• [Task instructions] Give the listing again character for character, but drop the images.

____________

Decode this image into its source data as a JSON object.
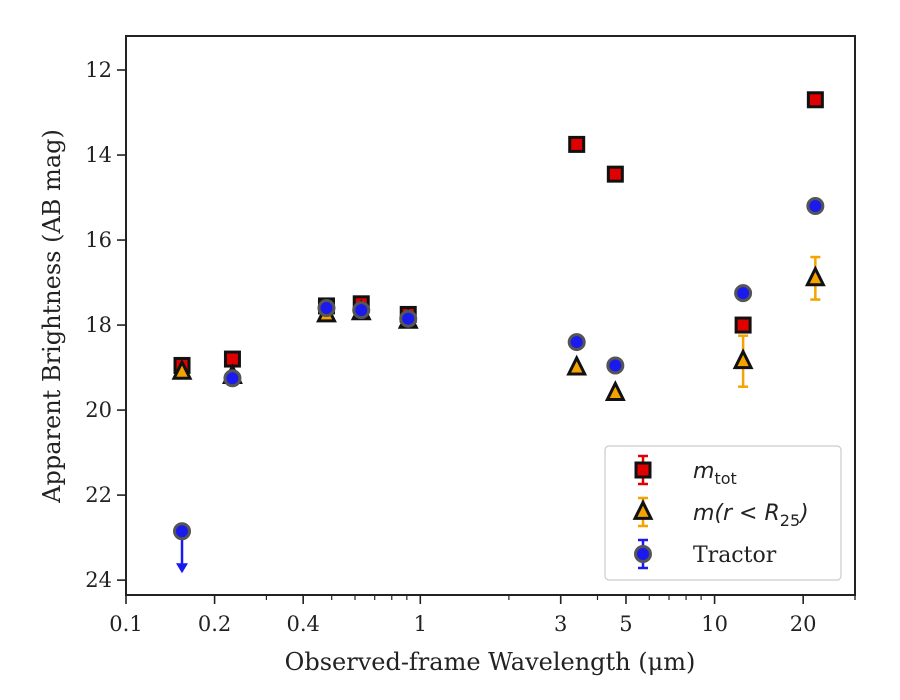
{
  "chart_data": {
    "type": "scatter",
    "xlabel": "Observed-frame Wavelength (μm)",
    "ylabel": "Apparent Brightness (AB mag)",
    "x_scale": "log",
    "xlim": [
      0.1,
      30
    ],
    "ylim": [
      24.35,
      11.2
    ],
    "y_inverted": true,
    "x_ticks": [
      0.1,
      0.2,
      0.4,
      1,
      3,
      5,
      10,
      20
    ],
    "x_tick_labels": [
      "0.1",
      "0.2",
      "0.4",
      "1",
      "3",
      "5",
      "10",
      "20"
    ],
    "y_ticks": [
      12,
      14,
      16,
      18,
      20,
      22,
      24
    ],
    "y_tick_labels": [
      "12",
      "14",
      "16",
      "18",
      "20",
      "22",
      "24"
    ],
    "legend_position": "lower-right",
    "series": [
      {
        "name": "m_tot",
        "legend_label": "m",
        "legend_sub": "tot",
        "marker": "square",
        "color": "#e00000",
        "edge_color": "#111111",
        "points": [
          {
            "x": 0.155,
            "y": 18.95,
            "err": 0.1
          },
          {
            "x": 0.23,
            "y": 18.8,
            "err": 0.08
          },
          {
            "x": 0.48,
            "y": 17.55,
            "err": 0.05
          },
          {
            "x": 0.63,
            "y": 17.5,
            "err": 0.05
          },
          {
            "x": 0.91,
            "y": 17.75,
            "err": 0.05
          },
          {
            "x": 3.4,
            "y": 13.75,
            "err": 0.05
          },
          {
            "x": 4.6,
            "y": 14.45,
            "err": 0.05
          },
          {
            "x": 12.5,
            "y": 18.0,
            "err": 0.1
          },
          {
            "x": 22.0,
            "y": 12.7,
            "err": 0.05
          }
        ]
      },
      {
        "name": "m(r < R_25)",
        "legend_label": "m(r < R",
        "legend_sub": "25",
        "legend_suffix": ")",
        "marker": "triangle",
        "color": "#f5a300",
        "edge_color": "#111111",
        "points": [
          {
            "x": 0.155,
            "y": 19.1,
            "err": 0.08
          },
          {
            "x": 0.23,
            "y": 19.2,
            "err": 0.08
          },
          {
            "x": 0.48,
            "y": 17.75,
            "err": 0.05
          },
          {
            "x": 0.63,
            "y": 17.7,
            "err": 0.05
          },
          {
            "x": 0.91,
            "y": 17.9,
            "err": 0.05
          },
          {
            "x": 3.4,
            "y": 19.0,
            "err": 0.05
          },
          {
            "x": 4.6,
            "y": 19.6,
            "err": 0.05
          },
          {
            "x": 12.5,
            "y": 18.85,
            "err": 0.6
          },
          {
            "x": 22.0,
            "y": 16.9,
            "err": 0.5
          }
        ]
      },
      {
        "name": "Tractor",
        "legend_label": "Tractor",
        "marker": "circle",
        "color": "#1a1aee",
        "edge_color": "#555555",
        "points": [
          {
            "x": 0.155,
            "y": 22.85,
            "upper_limit": true
          },
          {
            "x": 0.23,
            "y": 19.25,
            "err": 0.05
          },
          {
            "x": 0.48,
            "y": 17.6,
            "err": 0.05
          },
          {
            "x": 0.63,
            "y": 17.65,
            "err": 0.05
          },
          {
            "x": 0.91,
            "y": 17.85,
            "err": 0.05
          },
          {
            "x": 3.4,
            "y": 18.4,
            "err": 0.05
          },
          {
            "x": 4.6,
            "y": 18.95,
            "err": 0.05
          },
          {
            "x": 12.5,
            "y": 17.25,
            "err": 0.05
          },
          {
            "x": 22.0,
            "y": 15.2,
            "err": 0.05
          }
        ]
      }
    ]
  }
}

____________

• [Output of the task]
Decode this image into its source data as a JSON object.
{
  "chart_data": {
    "type": "scatter",
    "xlabel": "Observed-frame Wavelength (μm)",
    "ylabel": "Apparent Brightness (AB mag)",
    "x_scale": "log",
    "xlim": [
      0.1,
      30
    ],
    "ylim": [
      24.35,
      11.2
    ],
    "y_inverted": true,
    "x_ticks": [
      0.1,
      0.2,
      0.4,
      1,
      3,
      5,
      10,
      20
    ],
    "x_tick_labels": [
      "0.1",
      "0.2",
      "0.4",
      "1",
      "3",
      "5",
      "10",
      "20"
    ],
    "y_ticks": [
      12,
      14,
      16,
      18,
      20,
      22,
      24
    ],
    "y_tick_labels": [
      "12",
      "14",
      "16",
      "18",
      "20",
      "22",
      "24"
    ],
    "legend_position": "lower-right",
    "series": [
      {
        "name": "m_tot",
        "legend_label": "m",
        "legend_sub": "tot",
        "marker": "square",
        "color": "#e00000",
        "edge_color": "#111111",
        "points": [
          {
            "x": 0.155,
            "y": 18.95,
            "err": 0.1
          },
          {
            "x": 0.23,
            "y": 18.8,
            "err": 0.08
          },
          {
            "x": 0.48,
            "y": 17.55,
            "err": 0.05
          },
          {
            "x": 0.63,
            "y": 17.5,
            "err": 0.05
          },
          {
            "x": 0.91,
            "y": 17.75,
            "err": 0.05
          },
          {
            "x": 3.4,
            "y": 13.75,
            "err": 0.05
          },
          {
            "x": 4.6,
            "y": 14.45,
            "err": 0.05
          },
          {
            "x": 12.5,
            "y": 18.0,
            "err": 0.1
          },
          {
            "x": 22.0,
            "y": 12.7,
            "err": 0.05
          }
        ]
      },
      {
        "name": "m(r < R_25)",
        "legend_label": "m(r < R",
        "legend_sub": "25",
        "legend_suffix": ")",
        "marker": "triangle",
        "color": "#f5a300",
        "edge_color": "#111111",
        "points": [
          {
            "x": 0.155,
            "y": 19.1,
            "err": 0.08
          },
          {
            "x": 0.23,
            "y": 19.2,
            "err": 0.08
          },
          {
            "x": 0.48,
            "y": 17.75,
            "err": 0.05
          },
          {
            "x": 0.63,
            "y": 17.7,
            "err": 0.05
          },
          {
            "x": 0.91,
            "y": 17.9,
            "err": 0.05
          },
          {
            "x": 3.4,
            "y": 19.0,
            "err": 0.05
          },
          {
            "x": 4.6,
            "y": 19.6,
            "err": 0.05
          },
          {
            "x": 12.5,
            "y": 18.85,
            "err": 0.6
          },
          {
            "x": 22.0,
            "y": 16.9,
            "err": 0.5
          }
        ]
      },
      {
        "name": "Tractor",
        "legend_label": "Tractor",
        "marker": "circle",
        "color": "#1a1aee",
        "edge_color": "#555555",
        "points": [
          {
            "x": 0.155,
            "y": 22.85,
            "upper_limit": true
          },
          {
            "x": 0.23,
            "y": 19.25,
            "err": 0.05
          },
          {
            "x": 0.48,
            "y": 17.6,
            "err": 0.05
          },
          {
            "x": 0.63,
            "y": 17.65,
            "err": 0.05
          },
          {
            "x": 0.91,
            "y": 17.85,
            "err": 0.05
          },
          {
            "x": 3.4,
            "y": 18.4,
            "err": 0.05
          },
          {
            "x": 4.6,
            "y": 18.95,
            "err": 0.05
          },
          {
            "x": 12.5,
            "y": 17.25,
            "err": 0.05
          },
          {
            "x": 22.0,
            "y": 15.2,
            "err": 0.05
          }
        ]
      }
    ]
  }
}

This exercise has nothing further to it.